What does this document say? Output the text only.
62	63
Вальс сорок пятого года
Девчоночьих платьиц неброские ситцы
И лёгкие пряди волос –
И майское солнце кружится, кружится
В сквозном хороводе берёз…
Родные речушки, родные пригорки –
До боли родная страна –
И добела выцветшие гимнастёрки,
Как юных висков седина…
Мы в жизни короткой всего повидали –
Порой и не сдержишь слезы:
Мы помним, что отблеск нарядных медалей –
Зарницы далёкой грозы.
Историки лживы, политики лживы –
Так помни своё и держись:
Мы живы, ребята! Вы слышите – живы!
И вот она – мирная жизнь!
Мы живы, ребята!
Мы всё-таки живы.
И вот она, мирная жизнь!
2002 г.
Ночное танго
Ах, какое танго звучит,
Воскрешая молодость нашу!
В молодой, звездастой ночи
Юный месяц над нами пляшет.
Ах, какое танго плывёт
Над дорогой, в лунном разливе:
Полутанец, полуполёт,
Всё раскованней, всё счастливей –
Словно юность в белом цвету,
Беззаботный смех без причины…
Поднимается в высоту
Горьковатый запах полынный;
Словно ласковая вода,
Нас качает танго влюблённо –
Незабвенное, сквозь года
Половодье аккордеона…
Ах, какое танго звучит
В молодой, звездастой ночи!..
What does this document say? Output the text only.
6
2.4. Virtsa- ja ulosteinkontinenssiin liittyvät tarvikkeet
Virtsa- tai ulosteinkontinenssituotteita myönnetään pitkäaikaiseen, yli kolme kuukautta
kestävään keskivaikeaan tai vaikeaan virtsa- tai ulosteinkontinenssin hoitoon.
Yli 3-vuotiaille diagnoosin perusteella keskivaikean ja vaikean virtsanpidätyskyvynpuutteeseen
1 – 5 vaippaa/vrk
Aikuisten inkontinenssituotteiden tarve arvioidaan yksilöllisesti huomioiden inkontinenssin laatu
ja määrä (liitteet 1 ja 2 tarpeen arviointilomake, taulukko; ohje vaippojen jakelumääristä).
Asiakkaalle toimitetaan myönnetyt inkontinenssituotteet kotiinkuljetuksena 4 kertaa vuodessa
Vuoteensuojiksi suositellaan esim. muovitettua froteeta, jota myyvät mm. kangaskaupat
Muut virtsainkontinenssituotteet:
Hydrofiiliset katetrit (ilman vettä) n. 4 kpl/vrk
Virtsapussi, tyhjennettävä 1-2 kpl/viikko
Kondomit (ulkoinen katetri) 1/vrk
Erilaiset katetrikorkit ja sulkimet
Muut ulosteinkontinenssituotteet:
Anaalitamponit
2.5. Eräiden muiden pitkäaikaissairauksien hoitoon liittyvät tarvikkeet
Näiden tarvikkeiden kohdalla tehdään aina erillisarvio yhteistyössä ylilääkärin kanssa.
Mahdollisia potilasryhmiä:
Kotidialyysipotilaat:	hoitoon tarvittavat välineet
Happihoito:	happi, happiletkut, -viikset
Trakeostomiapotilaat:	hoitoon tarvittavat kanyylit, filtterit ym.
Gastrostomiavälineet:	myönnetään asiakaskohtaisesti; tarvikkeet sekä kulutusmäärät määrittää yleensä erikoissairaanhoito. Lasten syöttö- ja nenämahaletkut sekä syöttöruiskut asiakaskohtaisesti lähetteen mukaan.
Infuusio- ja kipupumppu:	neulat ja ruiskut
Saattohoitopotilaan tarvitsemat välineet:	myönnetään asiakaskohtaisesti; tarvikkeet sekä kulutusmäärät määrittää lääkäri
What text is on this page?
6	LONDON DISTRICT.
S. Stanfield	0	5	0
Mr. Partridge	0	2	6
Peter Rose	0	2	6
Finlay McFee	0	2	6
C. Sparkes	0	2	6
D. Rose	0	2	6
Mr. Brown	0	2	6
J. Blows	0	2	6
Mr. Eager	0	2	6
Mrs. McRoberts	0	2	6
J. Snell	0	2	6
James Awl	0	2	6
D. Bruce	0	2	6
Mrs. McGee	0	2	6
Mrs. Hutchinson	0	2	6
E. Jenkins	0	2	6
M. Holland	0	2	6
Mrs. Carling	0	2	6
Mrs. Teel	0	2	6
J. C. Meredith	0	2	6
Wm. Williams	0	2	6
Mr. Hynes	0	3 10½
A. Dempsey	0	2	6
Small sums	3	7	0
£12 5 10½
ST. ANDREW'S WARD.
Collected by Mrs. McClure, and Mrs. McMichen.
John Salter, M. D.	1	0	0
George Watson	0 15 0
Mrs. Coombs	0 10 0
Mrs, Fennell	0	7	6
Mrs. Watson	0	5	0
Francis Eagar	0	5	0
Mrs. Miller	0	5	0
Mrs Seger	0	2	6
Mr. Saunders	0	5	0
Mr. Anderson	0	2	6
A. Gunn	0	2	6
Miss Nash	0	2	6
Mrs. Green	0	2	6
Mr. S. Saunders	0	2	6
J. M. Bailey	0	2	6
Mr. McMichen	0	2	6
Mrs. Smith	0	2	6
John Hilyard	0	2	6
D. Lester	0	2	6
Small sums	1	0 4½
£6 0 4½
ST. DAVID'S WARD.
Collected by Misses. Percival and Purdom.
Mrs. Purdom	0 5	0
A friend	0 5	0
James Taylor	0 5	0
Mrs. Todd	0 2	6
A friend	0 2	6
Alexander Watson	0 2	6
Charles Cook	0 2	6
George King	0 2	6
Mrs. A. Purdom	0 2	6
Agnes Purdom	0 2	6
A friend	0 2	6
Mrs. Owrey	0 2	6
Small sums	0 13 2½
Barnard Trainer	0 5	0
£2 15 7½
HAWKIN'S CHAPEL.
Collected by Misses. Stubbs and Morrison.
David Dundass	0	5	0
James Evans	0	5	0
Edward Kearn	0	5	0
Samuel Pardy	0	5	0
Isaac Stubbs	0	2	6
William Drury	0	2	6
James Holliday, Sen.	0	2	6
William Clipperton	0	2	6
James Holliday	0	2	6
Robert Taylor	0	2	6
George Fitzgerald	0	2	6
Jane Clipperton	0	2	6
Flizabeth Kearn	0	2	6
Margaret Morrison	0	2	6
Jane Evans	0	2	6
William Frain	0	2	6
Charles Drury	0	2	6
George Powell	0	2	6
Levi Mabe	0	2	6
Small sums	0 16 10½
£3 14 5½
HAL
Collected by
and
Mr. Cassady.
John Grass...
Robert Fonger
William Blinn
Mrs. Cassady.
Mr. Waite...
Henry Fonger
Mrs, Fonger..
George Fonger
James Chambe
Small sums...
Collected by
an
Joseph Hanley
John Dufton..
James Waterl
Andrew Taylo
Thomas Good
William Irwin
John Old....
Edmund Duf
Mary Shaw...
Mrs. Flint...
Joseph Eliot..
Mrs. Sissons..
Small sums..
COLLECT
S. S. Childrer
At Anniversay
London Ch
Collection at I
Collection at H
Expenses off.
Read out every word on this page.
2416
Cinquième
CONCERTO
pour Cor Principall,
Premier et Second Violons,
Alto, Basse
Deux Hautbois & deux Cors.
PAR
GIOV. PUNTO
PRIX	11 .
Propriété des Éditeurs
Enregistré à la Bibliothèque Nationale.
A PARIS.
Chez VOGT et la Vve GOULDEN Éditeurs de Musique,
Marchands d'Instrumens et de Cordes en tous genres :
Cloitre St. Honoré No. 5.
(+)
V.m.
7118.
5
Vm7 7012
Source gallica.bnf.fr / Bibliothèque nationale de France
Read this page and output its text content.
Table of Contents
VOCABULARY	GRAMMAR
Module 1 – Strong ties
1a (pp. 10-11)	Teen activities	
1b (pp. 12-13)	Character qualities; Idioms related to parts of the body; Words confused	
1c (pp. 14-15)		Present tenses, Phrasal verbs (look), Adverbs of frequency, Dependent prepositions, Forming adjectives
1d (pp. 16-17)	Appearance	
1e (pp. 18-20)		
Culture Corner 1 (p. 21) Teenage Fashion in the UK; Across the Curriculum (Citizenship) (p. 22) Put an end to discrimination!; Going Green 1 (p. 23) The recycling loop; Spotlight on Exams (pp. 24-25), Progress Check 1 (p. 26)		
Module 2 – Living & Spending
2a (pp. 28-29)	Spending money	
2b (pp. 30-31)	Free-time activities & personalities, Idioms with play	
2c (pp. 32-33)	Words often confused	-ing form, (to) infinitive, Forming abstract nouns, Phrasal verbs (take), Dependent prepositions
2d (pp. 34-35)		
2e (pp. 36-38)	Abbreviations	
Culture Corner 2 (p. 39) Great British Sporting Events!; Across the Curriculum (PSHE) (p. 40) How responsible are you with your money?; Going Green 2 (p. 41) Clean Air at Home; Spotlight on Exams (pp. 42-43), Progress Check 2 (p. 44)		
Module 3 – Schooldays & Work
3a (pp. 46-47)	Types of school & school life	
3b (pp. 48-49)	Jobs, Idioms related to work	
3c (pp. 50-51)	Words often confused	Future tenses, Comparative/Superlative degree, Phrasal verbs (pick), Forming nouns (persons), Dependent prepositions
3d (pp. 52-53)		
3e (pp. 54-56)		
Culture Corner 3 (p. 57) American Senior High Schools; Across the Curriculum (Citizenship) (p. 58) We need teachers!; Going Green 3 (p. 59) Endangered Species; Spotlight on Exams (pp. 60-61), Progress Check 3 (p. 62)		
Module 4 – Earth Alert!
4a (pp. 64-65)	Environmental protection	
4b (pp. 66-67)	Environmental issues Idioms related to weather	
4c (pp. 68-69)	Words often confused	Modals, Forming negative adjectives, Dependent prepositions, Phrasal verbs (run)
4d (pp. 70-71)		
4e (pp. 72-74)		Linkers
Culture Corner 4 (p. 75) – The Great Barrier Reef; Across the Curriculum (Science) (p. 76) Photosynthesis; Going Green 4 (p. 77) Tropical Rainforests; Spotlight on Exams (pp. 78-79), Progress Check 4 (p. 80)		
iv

────────

Stated problem
Count every line of the records that holds the string "this". Write only the total.

Output below
5